> **EXERCISE PROMPT**
Reproduce the material word for word; the images stay out.

> **WORKING DATA**
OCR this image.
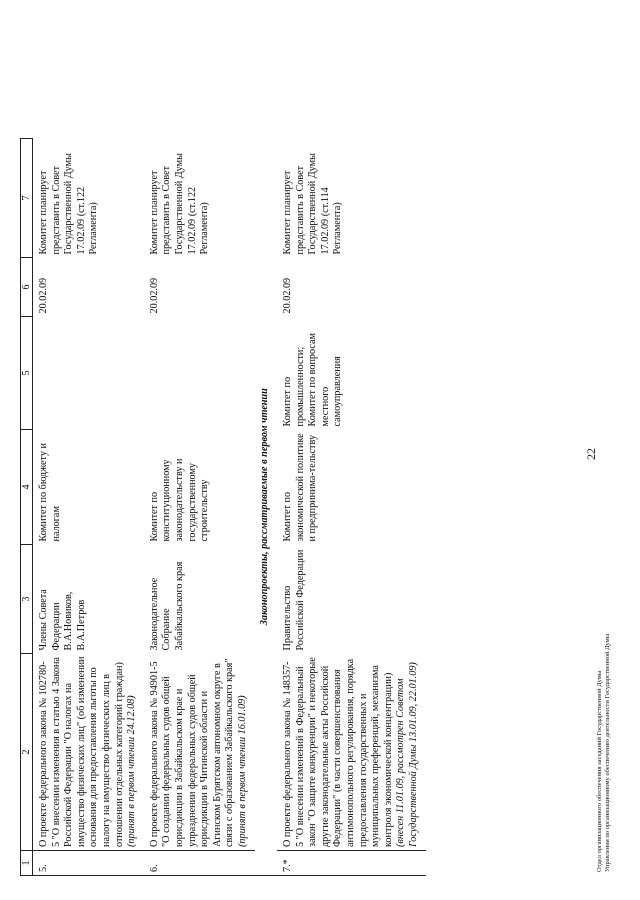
22
1	2	3	4	5	6	7
5.	О проекте федерального закона № 102780-5 "О внесении изменения в статью 4 Закона Российской Федерации "О налогах на имущество физических лиц" (об изменении основания для предоставления льготы по налогу на имущество физических лиц в отношении отдельных категорий граждан) (принят в первом чтении 24.12.08)	Члены Совета Федерации В.А.Новиков, В.А.Петров	Комитет по бюджету и налогам		20.02.09	Комитет планирует представить в Совет Государственной Думы 17.02.09 (ст.122 Регламента)
6.	О проекте федерального закона № 94901-5 "О создании федеральных судов общей юрисдикции в Забайкальском крае и упразднении федеральных судов общей юрисдикции в Читинской области и Агинском Бурятском автономном округе в связи с образованием Забайкальского края" (принят в первом чтении 16.01.09)	Законодательное Собрание Забайкальского края	Комитет по конституционному законодательству и государственному строительству		20.02.09	Комитет планирует представить в Совет Государственной Думы 17.02.09 (ст.122 Регламента)
Законопроекты, рассматриваемые в первом чтении						
7.*	О проекте федерального закона № 148357-5 "О внесении изменений в Федеральный закон "О защите конкуренции" и некоторые другие законодательные акты Российской Федерации" (в части совершенствования антимонопольного регулирования, порядка предоставления государственных и муниципальных преференций, механизма контроля экономической концентрации) (внесен 11.01.09, рассмотрен Советом Государственной Думы 13.01.09, 22.01.09)	Правительство Российской Федерации	Комитет по экономической политике и предпринима-тельству	Комитет по промышленности; Комитет по вопросам местного самоуправления	20.02.09	Комитет планирует представить в Совет Государственной Думы 17.02.09 (ст.114 Регламента)
Отдел организационного обеспечения заседаний Государственной Думы Управления по организационному обеспечению деятельности Государственной Думы
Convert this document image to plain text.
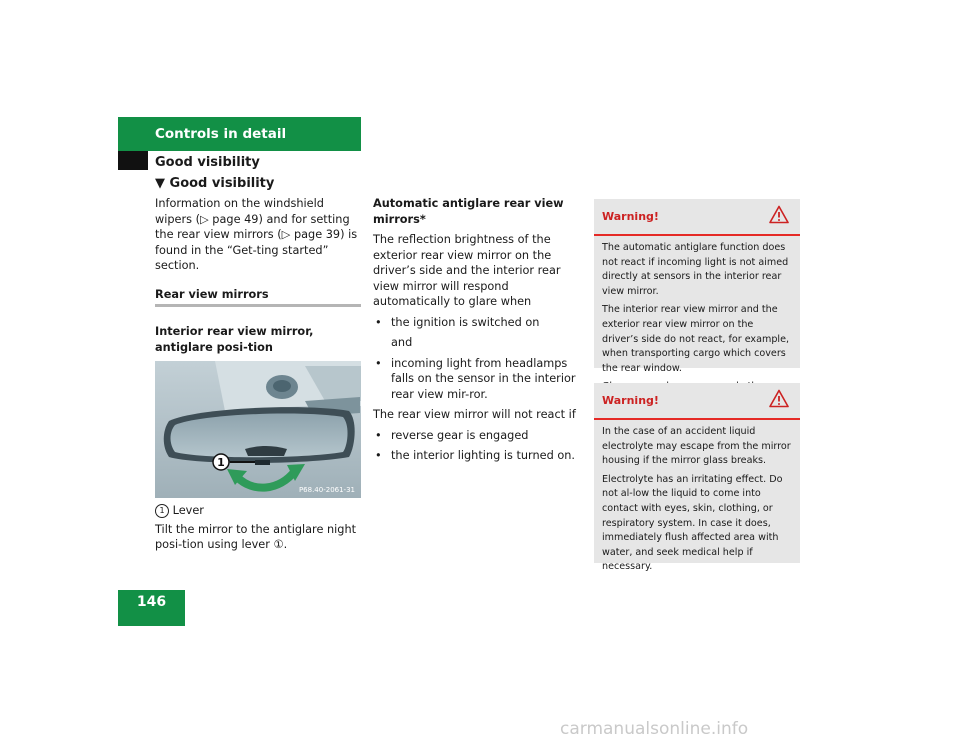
Controls in detail
Good visibility
▼ Good visibility

Information on the windshield wipers (▷ page 49) and for setting the rear view mirrors (▷ page 39) is found in the “Get-ting started” section.

Rear view mirrors

Interior rear view mirror, antiglare posi-tion

1
P68.40-2061-31

1 Lever

Tilt the mirror to the antiglare night posi-tion using lever ①.

Automatic antiglare rear view mirrors*

The reflection brightness of the exterior rear view mirror on the driver’s side and the interior rear view mirror will respond automatically to glare when

• the ignition is switched on

and

• incoming light from headlamps falls on the sensor in the interior rear view mir-ror.

The rear view mirror will not react if

• reverse gear is engaged

• the interior lighting is turned on.

Warning!

The automatic antiglare function does not react if incoming light is not aimed directly at sensors in the interior rear view mirror.

The interior rear view mirror and the exterior rear view mirror on the driver’s side do not react, for example, when transporting cargo which covers the rear window.

Warning!

In the case of an accident liquid electrolyte may escape from the mirror housing if the mirror glass breaks.

Electrolyte has an irritating effect. Do not al-low the liquid to come into contact with eyes, skin, clothing, or respiratory system. In case it does, immediately flush affected area with water, and seek medical help if necessary.

146
carmanualsonline.info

> **ANSWER IN FULL**
OCR this image.
22
1	2	3	4	5	6	7
5.	О проекте федерального закона № 102780-5 "О внесении изменения в статью 4 Закона Российской Федерации "О налогах на имущество физических лиц" (об изменении основания для предоставления льготы по налогу на имущество физических лиц в отношении отдельных категорий граждан) (принят в первом чтении 24.12.08)	Члены Совета Федерации В.А.Новиков, В.А.Петров	Комитет по бюджету и налогам		20.02.09	Комитет планирует представить в Совет Государственной Думы 17.02.09 (ст.122 Регламента)
6.	О проекте федерального закона № 94901-5 "О создании федеральных судов общей юрисдикции в Забайкальском крае и упразднении федеральных судов общей юрисдикции в Читинской области и Агинском Бурятском автономном округе в связи с образованием Забайкальского края" (принят в первом чтении 16.01.09)	Законодательное Собрание Забайкальского края	Комитет по конституционному законодательству и государственному строительству		20.02.09	Комитет планирует представить в Совет Государственной Думы 17.02.09 (ст.122 Регламента)
Законопроекты, рассматриваемые в первом чтении						
7.*	О проекте федерального закона № 148357-5 "О внесении изменений в Федеральный закон "О защите конкуренции" и некоторые другие законодательные акты Российской Федерации" (в части совершенствования антимонопольного регулирования, порядка предоставления государственных и муниципальных преференций, механизма контроля экономической концентрации) (внесен 11.01.09, рассмотрен Советом Государственной Думы 13.01.09, 22.01.09)	Правительство Российской Федерации	Комитет по экономической политике и предпринима-тельству	Комитет по промышленности; Комитет по вопросам местного самоуправления	20.02.09	Комитет планирует представить в Совет Государственной Думы 17.02.09 (ст.114 Регламента)
Отдел организационного обеспечения заседаний Государственной Думы Управления по организационному обеспечению деятельности Государственной Думы
Convert this document image to plain text.
Controls in detail
Good visibility
▼ Good visibility

Information on the windshield wipers (▷ page 49) and for setting the rear view mirrors (▷ page 39) is found in the “Get-ting started” section.

Rear view mirrors

Interior rear view mirror, antiglare posi-tion

1
P68.40-2061-31

1 Lever

Tilt the mirror to the antiglare night posi-tion using lever ①.

Automatic antiglare rear view mirrors*

The reflection brightness of the exterior rear view mirror on the driver’s side and the interior rear view mirror will respond automatically to glare when

• the ignition is switched on

and

• incoming light from headlamps falls on the sensor in the interior rear view mir-ror.

The rear view mirror will not react if

• reverse gear is engaged

• the interior lighting is turned on.

Warning!

The automatic antiglare function does not react if incoming light is not aimed directly at sensors in the interior rear view mirror.

The interior rear view mirror and the exterior rear view mirror on the driver’s side do not react, for example, when transporting cargo which covers the rear window.

Warning!

In the case of an accident liquid electrolyte may escape from the mirror housing if the mirror glass breaks.

Electrolyte has an irritating effect. Do not al-low the liquid to come into contact with eyes, skin, clothing, or respiratory system. In case it does, immediately flush affected area with water, and seek medical help if necessary.

146
carmanualsonline.info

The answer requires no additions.